• [Task to carry out]:
Give an exact transcription of every line, dropping the images.

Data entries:
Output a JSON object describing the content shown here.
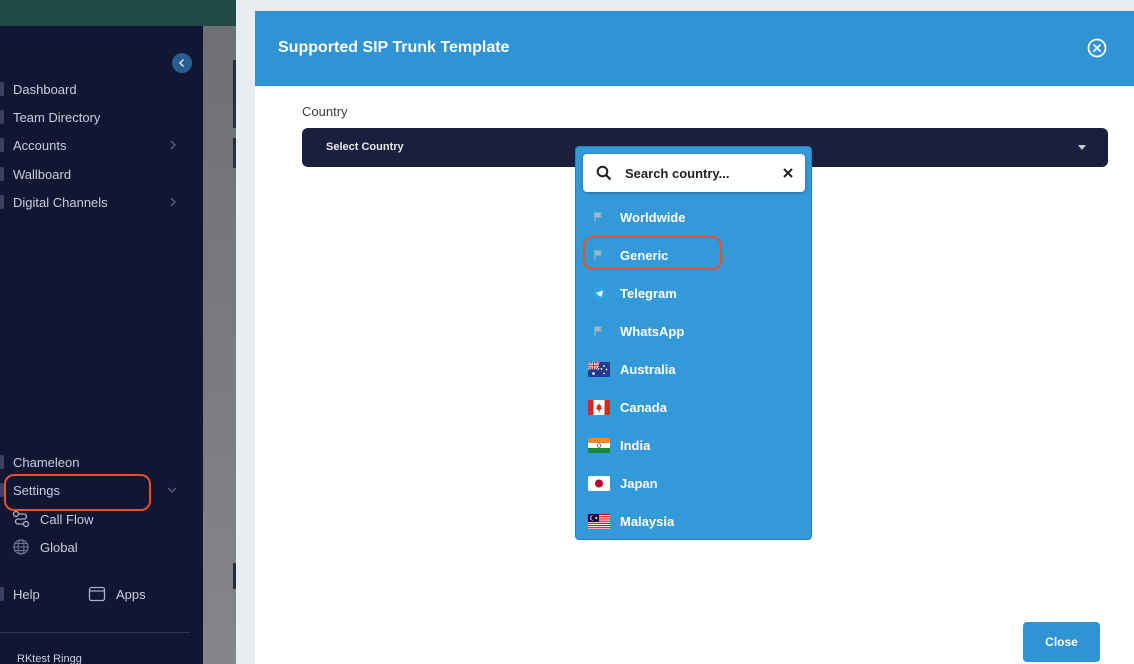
{
  "sidebar": {
    "items": [
      {
        "label": "Dashboard"
      },
      {
        "label": "Team Directory"
      },
      {
        "label": "Accounts"
      },
      {
        "label": "Wallboard"
      },
      {
        "label": "Digital Channels"
      },
      {
        "label": "Chameleon"
      },
      {
        "label": "Settings"
      }
    ],
    "sub_items": [
      {
        "label": "Call Flow",
        "icon": "route-icon"
      },
      {
        "label": "Global",
        "icon": "globe-icon"
      }
    ],
    "footer": {
      "help": "Help",
      "apps": "Apps"
    },
    "account_name": "RKtest Ringg"
  },
  "modal": {
    "title": "Supported SIP Trunk Template",
    "country_label": "Country",
    "select_placeholder": "Select Country",
    "close_label": "Close"
  },
  "dropdown": {
    "search_placeholder": "Search country...",
    "options": [
      {
        "label": "Worldwide",
        "flag": "generic-flag-icon"
      },
      {
        "label": "Generic",
        "flag": "generic-flag-icon"
      },
      {
        "label": "Telegram",
        "flag": "telegram-icon"
      },
      {
        "label": "WhatsApp",
        "flag": "generic-flag-icon"
      },
      {
        "label": "Australia",
        "flag": "australia-flag-icon"
      },
      {
        "label": "Canada",
        "flag": "canada-flag-icon"
      },
      {
        "label": "India",
        "flag": "india-flag-icon"
      },
      {
        "label": "Japan",
        "flag": "japan-flag-icon"
      },
      {
        "label": "Malaysia",
        "flag": "malaysia-flag-icon"
      }
    ]
  },
  "colors": {
    "accent": "#2f93d4",
    "highlight": "#e8502a",
    "sidebar_bg": "#111633",
    "select_bg": "#1a1f3d"
  }
}
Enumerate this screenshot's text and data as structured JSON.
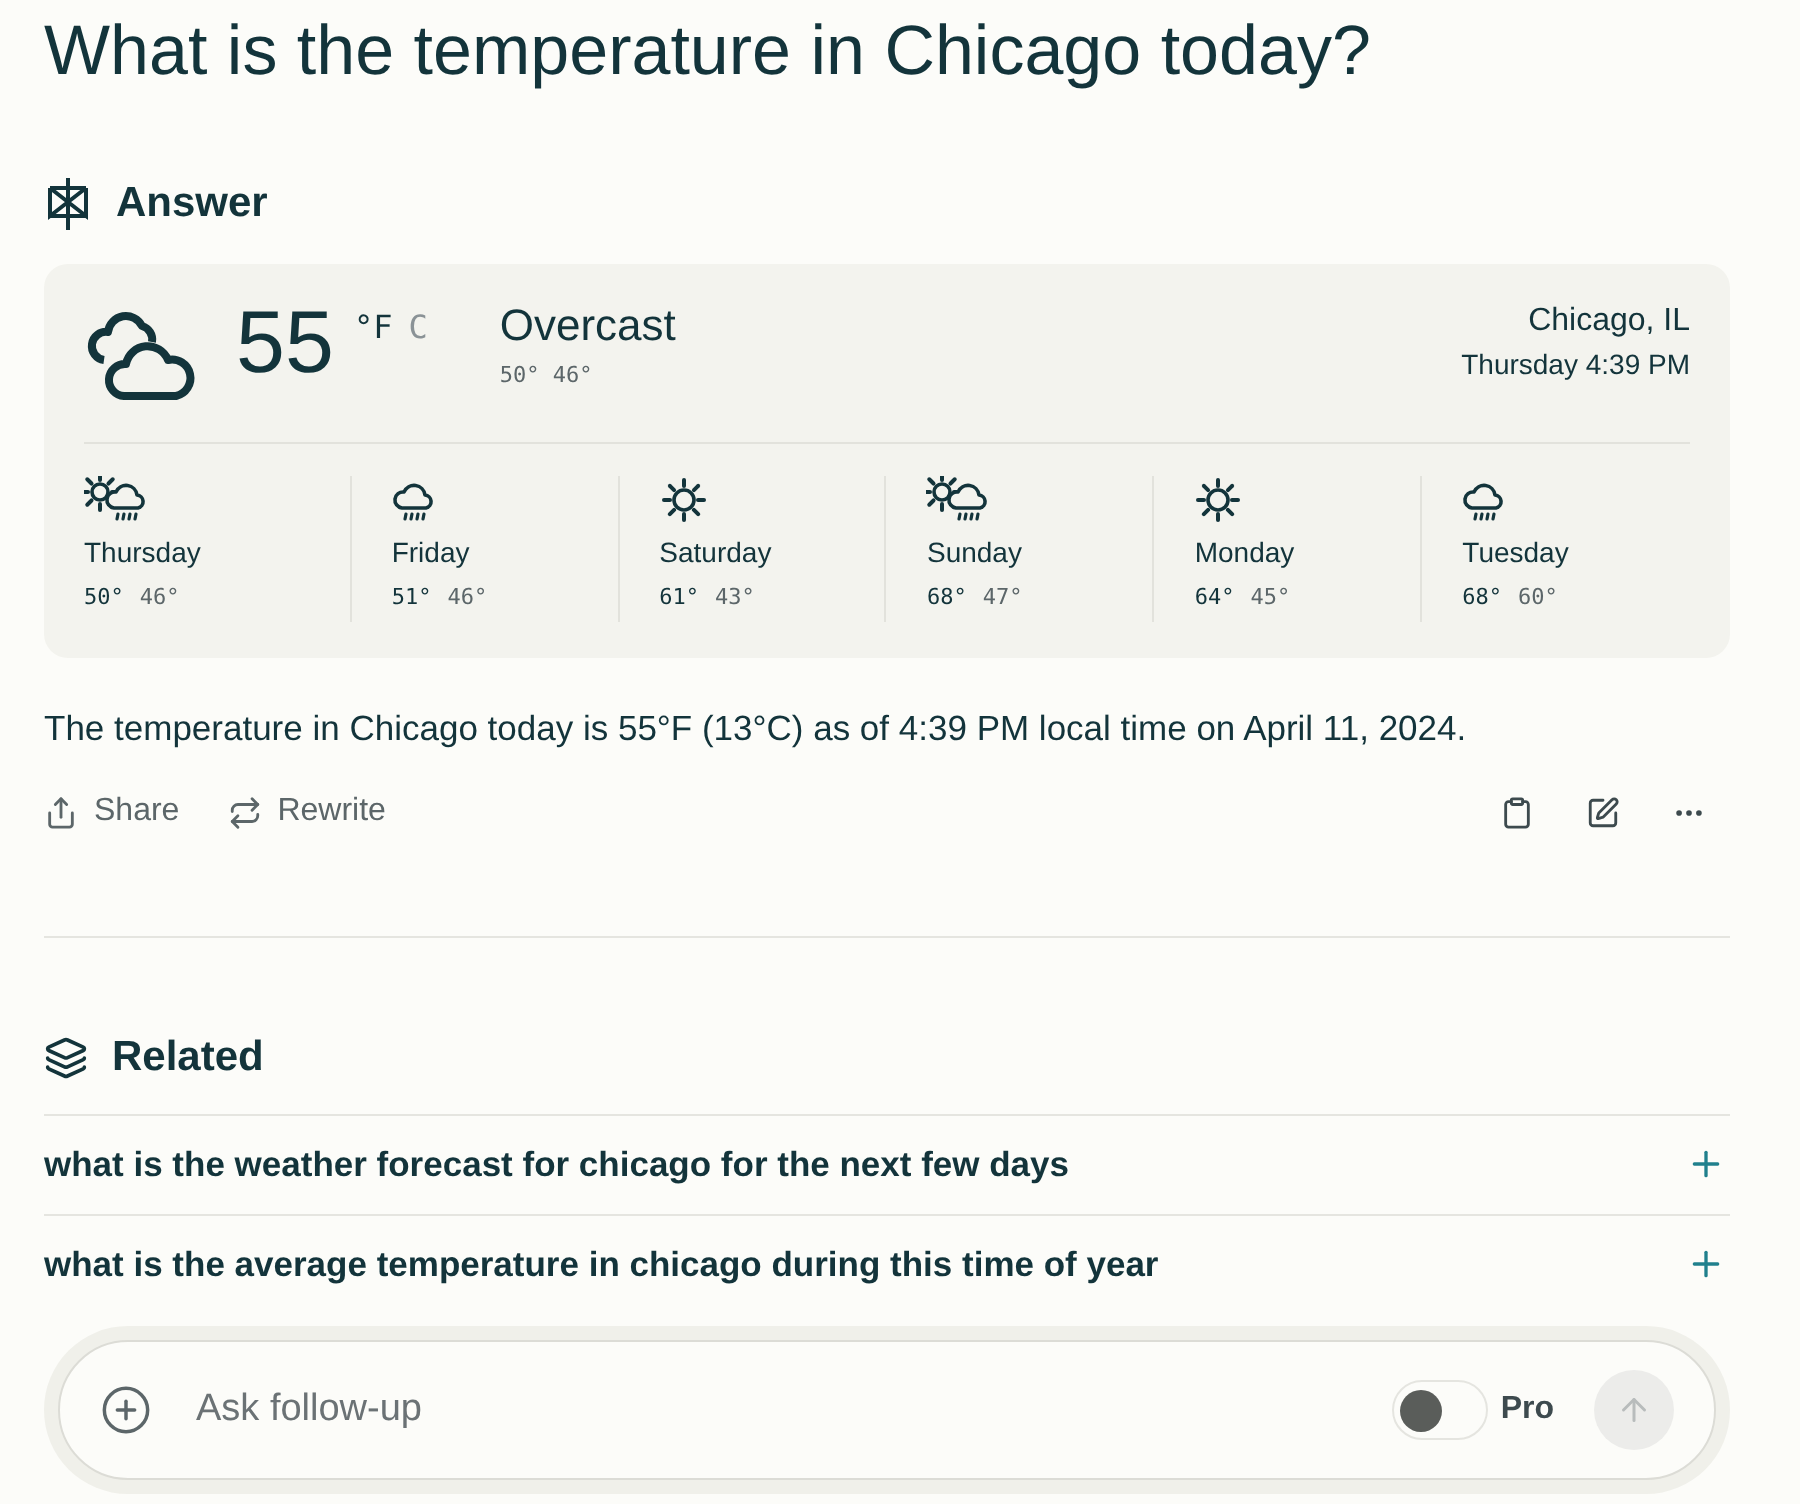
{
  "question": "What is the temperature in Chicago today?",
  "answer_heading": "Answer",
  "weather": {
    "temperature": "55",
    "units": [
      {
        "label": "°F",
        "selected": true
      },
      {
        "label": "C",
        "selected": false
      }
    ],
    "condition": "Overcast",
    "high_low": "50° 46°",
    "location": "Chicago, IL",
    "time": "Thursday 4:39 PM",
    "forecast": [
      {
        "day": "Thursday",
        "kind": "sun-rain",
        "high": "50°",
        "low": "46°"
      },
      {
        "day": "Friday",
        "kind": "rain",
        "high": "51°",
        "low": "46°"
      },
      {
        "day": "Saturday",
        "kind": "sun",
        "high": "61°",
        "low": "43°"
      },
      {
        "day": "Sunday",
        "kind": "sun-rain",
        "high": "68°",
        "low": "47°"
      },
      {
        "day": "Monday",
        "kind": "sun",
        "high": "64°",
        "low": "45°"
      },
      {
        "day": "Tuesday",
        "kind": "rain",
        "high": "68°",
        "low": "60°"
      }
    ]
  },
  "answer_text": "The temperature in Chicago today is 55°F (13°C) as of 4:39 PM local time on April 11, 2024.",
  "actions": [
    "Share",
    "Rewrite"
  ],
  "related_heading": "Related",
  "related": [
    "what is the weather forecast for chicago for the next few days",
    "what is the average temperature in chicago during this time of year"
  ],
  "follow_up": {
    "placeholder": "Ask follow-up",
    "pro_label": "Pro",
    "pro_on": false
  }
}
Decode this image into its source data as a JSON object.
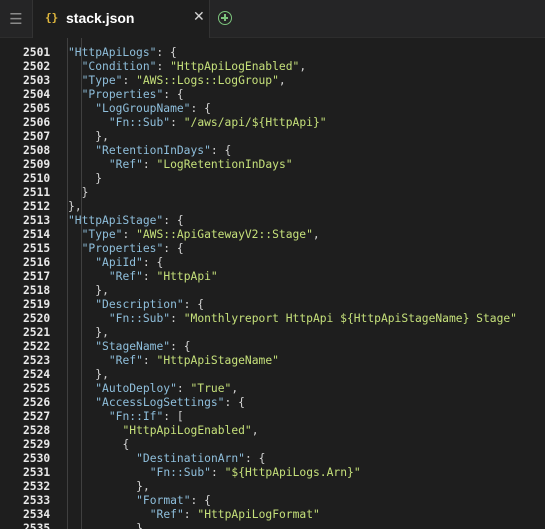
{
  "tab": {
    "icon": "{}",
    "title": "stack.json"
  },
  "lines": [
    {
      "n": "2501",
      "t": "    \"HttpApiLogs\": {"
    },
    {
      "n": "2502",
      "t": "      \"Condition\": \"HttpApiLogEnabled\","
    },
    {
      "n": "2503",
      "t": "      \"Type\": \"AWS::Logs::LogGroup\","
    },
    {
      "n": "2504",
      "t": "      \"Properties\": {"
    },
    {
      "n": "2505",
      "t": "        \"LogGroupName\": {"
    },
    {
      "n": "2506",
      "t": "          \"Fn::Sub\": \"/aws/api/${HttpApi}\""
    },
    {
      "n": "2507",
      "t": "        },"
    },
    {
      "n": "2508",
      "t": "        \"RetentionInDays\": {"
    },
    {
      "n": "2509",
      "t": "          \"Ref\": \"LogRetentionInDays\""
    },
    {
      "n": "2510",
      "t": "        }"
    },
    {
      "n": "2511",
      "t": "      }"
    },
    {
      "n": "2512",
      "t": "    },"
    },
    {
      "n": "2513",
      "t": "    \"HttpApiStage\": {"
    },
    {
      "n": "2514",
      "t": "      \"Type\": \"AWS::ApiGatewayV2::Stage\","
    },
    {
      "n": "2515",
      "t": "      \"Properties\": {"
    },
    {
      "n": "2516",
      "t": "        \"ApiId\": {"
    },
    {
      "n": "2517",
      "t": "          \"Ref\": \"HttpApi\""
    },
    {
      "n": "2518",
      "t": "        },"
    },
    {
      "n": "2519",
      "t": "        \"Description\": {"
    },
    {
      "n": "2520",
      "t": "          \"Fn::Sub\": \"Monthlyreport HttpApi ${HttpApiStageName} Stage\""
    },
    {
      "n": "2521",
      "t": "        },"
    },
    {
      "n": "2522",
      "t": "        \"StageName\": {"
    },
    {
      "n": "2523",
      "t": "          \"Ref\": \"HttpApiStageName\""
    },
    {
      "n": "2524",
      "t": "        },"
    },
    {
      "n": "2525",
      "t": "        \"AutoDeploy\": \"True\","
    },
    {
      "n": "2526",
      "t": "        \"AccessLogSettings\": {"
    },
    {
      "n": "2527",
      "t": "          \"Fn::If\": ["
    },
    {
      "n": "2528",
      "t": "            \"HttpApiLogEnabled\","
    },
    {
      "n": "2529",
      "t": "            {"
    },
    {
      "n": "2530",
      "t": "              \"DestinationArn\": {"
    },
    {
      "n": "2531",
      "t": "                \"Fn::Sub\": \"${HttpApiLogs.Arn}\""
    },
    {
      "n": "2532",
      "t": "              },"
    },
    {
      "n": "2533",
      "t": "              \"Format\": {"
    },
    {
      "n": "2534",
      "t": "                \"Ref\": \"HttpApiLogFormat\""
    },
    {
      "n": "2535",
      "t": "              }"
    }
  ]
}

• [The reply]:
Output a JSON object describing the content shown here.
{
  "sidebar": {
    "items": [
      {
        "label": "Dashboard"
      },
      {
        "label": "Team Directory"
      },
      {
        "label": "Accounts"
      },
      {
        "label": "Wallboard"
      },
      {
        "label": "Digital Channels"
      },
      {
        "label": "Chameleon"
      },
      {
        "label": "Settings"
      }
    ],
    "sub_items": [
      {
        "label": "Call Flow",
        "icon": "route-icon"
      },
      {
        "label": "Global",
        "icon": "globe-icon"
      }
    ],
    "footer": {
      "help": "Help",
      "apps": "Apps"
    },
    "account_name": "RKtest Ringg"
  },
  "modal": {
    "title": "Supported SIP Trunk Template",
    "country_label": "Country",
    "select_placeholder": "Select Country",
    "close_label": "Close"
  },
  "dropdown": {
    "search_placeholder": "Search country...",
    "options": [
      {
        "label": "Worldwide",
        "flag": "generic-flag-icon"
      },
      {
        "label": "Generic",
        "flag": "generic-flag-icon"
      },
      {
        "label": "Telegram",
        "flag": "telegram-icon"
      },
      {
        "label": "WhatsApp",
        "flag": "generic-flag-icon"
      },
      {
        "label": "Australia",
        "flag": "australia-flag-icon"
      },
      {
        "label": "Canada",
        "flag": "canada-flag-icon"
      },
      {
        "label": "India",
        "flag": "india-flag-icon"
      },
      {
        "label": "Japan",
        "flag": "japan-flag-icon"
      },
      {
        "label": "Malaysia",
        "flag": "malaysia-flag-icon"
      }
    ]
  },
  "colors": {
    "accent": "#2f93d4",
    "highlight": "#e8502a",
    "sidebar_bg": "#111633",
    "select_bg": "#1a1f3d"
  }
}
Enumerate this screenshot's text and data as structured JSON.
{
  "question": "What is the temperature in Chicago today?",
  "answer_heading": "Answer",
  "weather": {
    "temperature": "55",
    "units": [
      {
        "label": "°F",
        "selected": true
      },
      {
        "label": "C",
        "selected": false
      }
    ],
    "condition": "Overcast",
    "high_low": "50° 46°",
    "location": "Chicago, IL",
    "time": "Thursday 4:39 PM",
    "forecast": [
      {
        "day": "Thursday",
        "kind": "sun-rain",
        "high": "50°",
        "low": "46°"
      },
      {
        "day": "Friday",
        "kind": "rain",
        "high": "51°",
        "low": "46°"
      },
      {
        "day": "Saturday",
        "kind": "sun",
        "high": "61°",
        "low": "43°"
      },
      {
        "day": "Sunday",
        "kind": "sun-rain",
        "high": "68°",
        "low": "47°"
      },
      {
        "day": "Monday",
        "kind": "sun",
        "high": "64°",
        "low": "45°"
      },
      {
        "day": "Tuesday",
        "kind": "rain",
        "high": "68°",
        "low": "60°"
      }
    ]
  },
  "answer_text": "The temperature in Chicago today is 55°F (13°C) as of 4:39 PM local time on April 11, 2024.",
  "actions": [
    "Share",
    "Rewrite"
  ],
  "related_heading": "Related",
  "related": [
    "what is the weather forecast for chicago for the next few days",
    "what is the average temperature in chicago during this time of year"
  ],
  "follow_up": {
    "placeholder": "Ask follow-up",
    "pro_label": "Pro",
    "pro_on": false
  }
}
Decode this image into its source data as a JSON object.
{
  "tab": {
    "icon": "{}",
    "title": "stack.json"
  },
  "lines": [
    {
      "n": "2501",
      "t": "    \"HttpApiLogs\": {"
    },
    {
      "n": "2502",
      "t": "      \"Condition\": \"HttpApiLogEnabled\","
    },
    {
      "n": "2503",
      "t": "      \"Type\": \"AWS::Logs::LogGroup\","
    },
    {
      "n": "2504",
      "t": "      \"Properties\": {"
    },
    {
      "n": "2505",
      "t": "        \"LogGroupName\": {"
    },
    {
      "n": "2506",
      "t": "          \"Fn::Sub\": \"/aws/api/${HttpApi}\""
    },
    {
      "n": "2507",
      "t": "        },"
    },
    {
      "n": "2508",
      "t": "        \"RetentionInDays\": {"
    },
    {
      "n": "2509",
      "t": "          \"Ref\": \"LogRetentionInDays\""
    },
    {
      "n": "2510",
      "t": "        }"
    },
    {
      "n": "2511",
      "t": "      }"
    },
    {
      "n": "2512",
      "t": "    },"
    },
    {
      "n": "2513",
      "t": "    \"HttpApiStage\": {"
    },
    {
      "n": "2514",
      "t": "      \"Type\": \"AWS::ApiGatewayV2::Stage\","
    },
    {
      "n": "2515",
      "t": "      \"Properties\": {"
    },
    {
      "n": "2516",
      "t": "        \"ApiId\": {"
    },
    {
      "n": "2517",
      "t": "          \"Ref\": \"HttpApi\""
    },
    {
      "n": "2518",
      "t": "        },"
    },
    {
      "n": "2519",
      "t": "        \"Description\": {"
    },
    {
      "n": "2520",
      "t": "          \"Fn::Sub\": \"Monthlyreport HttpApi ${HttpApiStageName} Stage\""
    },
    {
      "n": "2521",
      "t": "        },"
    },
    {
      "n": "2522",
      "t": "        \"StageName\": {"
    },
    {
      "n": "2523",
      "t": "          \"Ref\": \"HttpApiStageName\""
    },
    {
      "n": "2524",
      "t": "        },"
    },
    {
      "n": "2525",
      "t": "        \"AutoDeploy\": \"True\","
    },
    {
      "n": "2526",
      "t": "        \"AccessLogSettings\": {"
    },
    {
      "n": "2527",
      "t": "          \"Fn::If\": ["
    },
    {
      "n": "2528",
      "t": "            \"HttpApiLogEnabled\","
    },
    {
      "n": "2529",
      "t": "            {"
    },
    {
      "n": "2530",
      "t": "              \"DestinationArn\": {"
    },
    {
      "n": "2531",
      "t": "                \"Fn::Sub\": \"${HttpApiLogs.Arn}\""
    },
    {
      "n": "2532",
      "t": "              },"
    },
    {
      "n": "2533",
      "t": "              \"Format\": {"
    },
    {
      "n": "2534",
      "t": "                \"Ref\": \"HttpApiLogFormat\""
    },
    {
      "n": "2535",
      "t": "              }"
    }
  ]
}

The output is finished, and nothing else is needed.